• _Goal of the exercise_
Return the number of lines that include the string "Scan", without any other text.

▬▬▬

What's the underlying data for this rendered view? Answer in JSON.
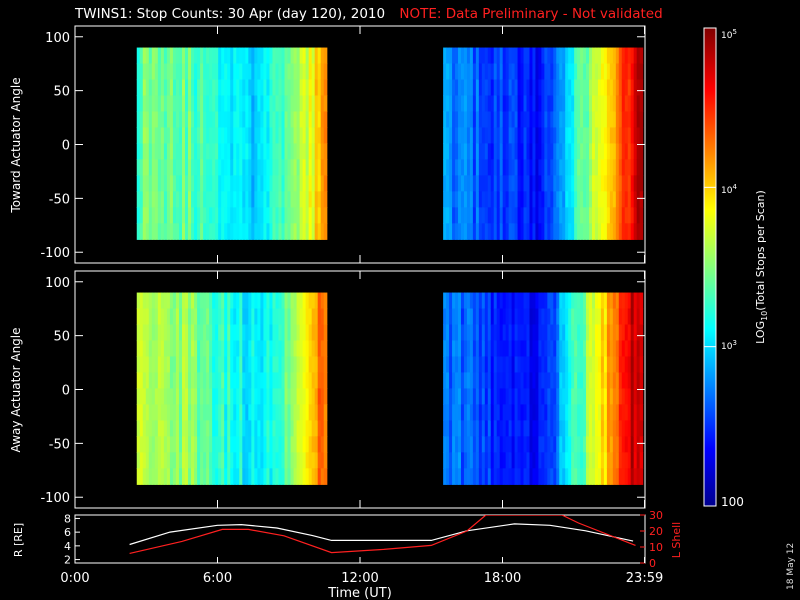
{
  "header": {
    "title": "TWINS1: Stop Counts: 30 Apr (day 120), 2010",
    "note": "NOTE: Data Preliminary - Not validated"
  },
  "datestamp": "18 May 12",
  "colors": {
    "background": "#000000",
    "axes": "#ffffff",
    "note": "#ff2020",
    "lshell": "#ff2020",
    "radius": "#ffffff"
  },
  "chart_data": [
    {
      "type": "heatmap",
      "title": "Toward",
      "ylabel": "Toward Actuator Angle",
      "ylim": [
        -110,
        110
      ],
      "yticks": [
        100,
        50,
        0,
        -50,
        -100
      ],
      "xlim": [
        0,
        24
      ],
      "angle_range": [
        -88,
        90
      ],
      "intervals": [
        {
          "start_hour": 2.6,
          "end_hour": 10.6,
          "profile": [
            [
              2.6,
              0.45
            ],
            [
              3.0,
              0.5
            ],
            [
              4.5,
              0.48
            ],
            [
              5.5,
              0.42
            ],
            [
              6.5,
              0.38
            ],
            [
              7.5,
              0.34
            ],
            [
              8.5,
              0.4
            ],
            [
              9.2,
              0.48
            ],
            [
              9.8,
              0.58
            ],
            [
              10.2,
              0.66
            ],
            [
              10.6,
              0.72
            ]
          ]
        },
        {
          "start_hour": 15.5,
          "end_hour": 23.9,
          "profile": [
            [
              15.5,
              0.26
            ],
            [
              17.0,
              0.2
            ],
            [
              18.5,
              0.16
            ],
            [
              19.5,
              0.12
            ],
            [
              20.2,
              0.22
            ],
            [
              21.0,
              0.4
            ],
            [
              22.0,
              0.58
            ],
            [
              22.8,
              0.72
            ],
            [
              23.3,
              0.84
            ],
            [
              23.6,
              0.9
            ],
            [
              23.9,
              0.94
            ]
          ]
        }
      ]
    },
    {
      "type": "heatmap",
      "title": "Away",
      "ylabel": "Away Actuator Angle",
      "ylim": [
        -110,
        110
      ],
      "yticks": [
        100,
        50,
        0,
        -50,
        -100
      ],
      "xlim": [
        0,
        24
      ],
      "angle_range": [
        -88,
        90
      ],
      "intervals": [
        {
          "start_hour": 2.6,
          "end_hour": 10.6,
          "profile": [
            [
              2.6,
              0.62
            ],
            [
              3.0,
              0.56
            ],
            [
              4.5,
              0.52
            ],
            [
              5.5,
              0.46
            ],
            [
              6.5,
              0.4
            ],
            [
              7.5,
              0.36
            ],
            [
              8.5,
              0.42
            ],
            [
              9.2,
              0.52
            ],
            [
              9.8,
              0.62
            ],
            [
              10.2,
              0.72
            ],
            [
              10.6,
              0.8
            ]
          ]
        },
        {
          "start_hour": 15.5,
          "end_hour": 23.9,
          "profile": [
            [
              15.5,
              0.24
            ],
            [
              17.0,
              0.18
            ],
            [
              18.5,
              0.14
            ],
            [
              19.5,
              0.12
            ],
            [
              20.2,
              0.22
            ],
            [
              21.0,
              0.4
            ],
            [
              22.0,
              0.6
            ],
            [
              22.8,
              0.76
            ],
            [
              23.3,
              0.88
            ],
            [
              23.6,
              0.93
            ],
            [
              23.9,
              0.96
            ]
          ]
        }
      ]
    },
    {
      "type": "line",
      "xlabel": "Time (UT)",
      "ylabel": "R [RE]",
      "ylabel_right": "L Shell",
      "xlim": [
        0,
        24
      ],
      "xticks": [
        0,
        6,
        12,
        18,
        23.98
      ],
      "xtick_labels": [
        "0:00",
        "6:00",
        "12:00",
        "18:00",
        "23:59"
      ],
      "ylim": [
        1.5,
        8.5
      ],
      "yticks": [
        2,
        4,
        6,
        8
      ],
      "ylim_right": [
        0,
        30
      ],
      "yticks_right": [
        0,
        10,
        20,
        30
      ],
      "series": [
        {
          "name": "R",
          "axis": "left",
          "color": "#ffffff",
          "x": [
            2.3,
            4.0,
            6.0,
            7.0,
            8.5,
            10.0,
            10.8,
            13.0,
            15.0,
            16.5,
            18.5,
            20.0,
            21.5,
            23.5
          ],
          "y": [
            4.2,
            6.0,
            7.0,
            7.1,
            6.6,
            5.5,
            4.8,
            4.8,
            4.8,
            6.2,
            7.2,
            7.0,
            6.2,
            4.7
          ]
        },
        {
          "name": "L Shell",
          "axis": "right",
          "color": "#ff2020",
          "x": [
            2.3,
            4.5,
            6.2,
            7.3,
            8.8,
            10.8,
            13.0,
            15.0,
            16.5,
            17.3,
            20.5,
            21.2,
            23.6
          ],
          "y": [
            6.0,
            13.5,
            21.0,
            21.0,
            17.0,
            6.5,
            8.5,
            11.0,
            20.0,
            30.0,
            30.0,
            25.0,
            11.0
          ]
        }
      ]
    }
  ],
  "colorbar": {
    "label": "LOG10(Total Stops per Scan)",
    "label_main": "LOG",
    "label_sub": "10",
    "label_rest": "(Total Stops per Scan)",
    "tick_labels": [
      "10",
      "5",
      "10",
      "4",
      "10",
      "3",
      "100"
    ],
    "tick_values": [
      5,
      4,
      3,
      2
    ]
  }
}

▬▬▬

• _Solution_
2